[INSTRUCTION]: Which lines hold the word "einen"? Copy each of them.

[INPUT ROWS]:
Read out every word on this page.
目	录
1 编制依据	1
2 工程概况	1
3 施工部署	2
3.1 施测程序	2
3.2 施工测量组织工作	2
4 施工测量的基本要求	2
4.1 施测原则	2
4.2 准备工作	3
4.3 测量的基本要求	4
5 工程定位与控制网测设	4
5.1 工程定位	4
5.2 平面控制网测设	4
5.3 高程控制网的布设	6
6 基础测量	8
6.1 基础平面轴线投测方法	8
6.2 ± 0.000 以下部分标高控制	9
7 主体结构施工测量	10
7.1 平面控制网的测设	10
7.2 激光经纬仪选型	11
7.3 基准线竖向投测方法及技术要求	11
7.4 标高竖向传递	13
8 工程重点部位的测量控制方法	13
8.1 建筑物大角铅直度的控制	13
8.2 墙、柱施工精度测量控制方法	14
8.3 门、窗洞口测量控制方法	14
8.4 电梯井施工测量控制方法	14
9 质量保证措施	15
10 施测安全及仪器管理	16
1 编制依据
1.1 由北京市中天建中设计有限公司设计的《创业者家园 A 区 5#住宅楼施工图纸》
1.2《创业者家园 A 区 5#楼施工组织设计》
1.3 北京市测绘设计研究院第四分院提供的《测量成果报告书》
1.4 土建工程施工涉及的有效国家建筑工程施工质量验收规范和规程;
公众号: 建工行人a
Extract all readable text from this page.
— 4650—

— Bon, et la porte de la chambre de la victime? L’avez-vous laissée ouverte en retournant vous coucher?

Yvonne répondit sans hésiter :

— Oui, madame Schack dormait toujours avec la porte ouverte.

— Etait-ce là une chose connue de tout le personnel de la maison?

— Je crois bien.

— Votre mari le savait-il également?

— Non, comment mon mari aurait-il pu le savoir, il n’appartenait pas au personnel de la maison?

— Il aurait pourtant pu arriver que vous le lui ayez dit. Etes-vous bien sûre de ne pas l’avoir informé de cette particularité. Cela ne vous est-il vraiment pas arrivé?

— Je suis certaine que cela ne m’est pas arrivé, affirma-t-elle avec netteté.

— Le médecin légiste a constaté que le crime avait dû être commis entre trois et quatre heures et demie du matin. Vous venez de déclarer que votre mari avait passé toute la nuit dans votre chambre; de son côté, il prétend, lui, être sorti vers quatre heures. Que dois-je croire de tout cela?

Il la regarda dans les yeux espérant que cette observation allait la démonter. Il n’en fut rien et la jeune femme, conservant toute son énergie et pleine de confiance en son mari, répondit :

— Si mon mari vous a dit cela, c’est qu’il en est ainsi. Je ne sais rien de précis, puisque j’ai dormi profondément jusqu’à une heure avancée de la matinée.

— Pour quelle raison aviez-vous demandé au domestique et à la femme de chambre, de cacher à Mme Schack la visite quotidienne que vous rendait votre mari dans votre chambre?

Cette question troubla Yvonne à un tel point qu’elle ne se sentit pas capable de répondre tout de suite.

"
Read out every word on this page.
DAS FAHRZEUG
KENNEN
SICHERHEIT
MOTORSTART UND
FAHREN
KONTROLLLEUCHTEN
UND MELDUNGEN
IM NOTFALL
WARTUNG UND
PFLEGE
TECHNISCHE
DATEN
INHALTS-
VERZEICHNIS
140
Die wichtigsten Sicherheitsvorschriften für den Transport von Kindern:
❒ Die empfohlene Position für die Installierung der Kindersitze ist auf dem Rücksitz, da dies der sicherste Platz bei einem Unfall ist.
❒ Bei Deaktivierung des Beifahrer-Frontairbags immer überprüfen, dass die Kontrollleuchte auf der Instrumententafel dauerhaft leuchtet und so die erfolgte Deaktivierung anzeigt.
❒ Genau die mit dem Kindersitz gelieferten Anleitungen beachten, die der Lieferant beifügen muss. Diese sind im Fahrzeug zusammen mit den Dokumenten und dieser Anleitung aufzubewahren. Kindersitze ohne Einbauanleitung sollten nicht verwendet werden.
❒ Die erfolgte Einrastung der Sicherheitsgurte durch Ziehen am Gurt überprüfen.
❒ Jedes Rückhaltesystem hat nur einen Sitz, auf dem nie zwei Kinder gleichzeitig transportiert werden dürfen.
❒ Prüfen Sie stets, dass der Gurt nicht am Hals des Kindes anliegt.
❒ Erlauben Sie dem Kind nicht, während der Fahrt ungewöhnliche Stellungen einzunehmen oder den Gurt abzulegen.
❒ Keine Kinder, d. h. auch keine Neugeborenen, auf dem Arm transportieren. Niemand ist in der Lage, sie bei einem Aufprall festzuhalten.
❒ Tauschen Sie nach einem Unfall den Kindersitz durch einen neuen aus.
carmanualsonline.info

[SOLUTION TO THIS PROBLEM]:
❒ Jedes Rückhaltesystem hat nur einen Sitz, auf dem nie zwei Kinder gleichzeitig transportiert werden dürfen.
❒ Tauschen Sie nach einem Unfall den Kindersitz durch einen neuen aus.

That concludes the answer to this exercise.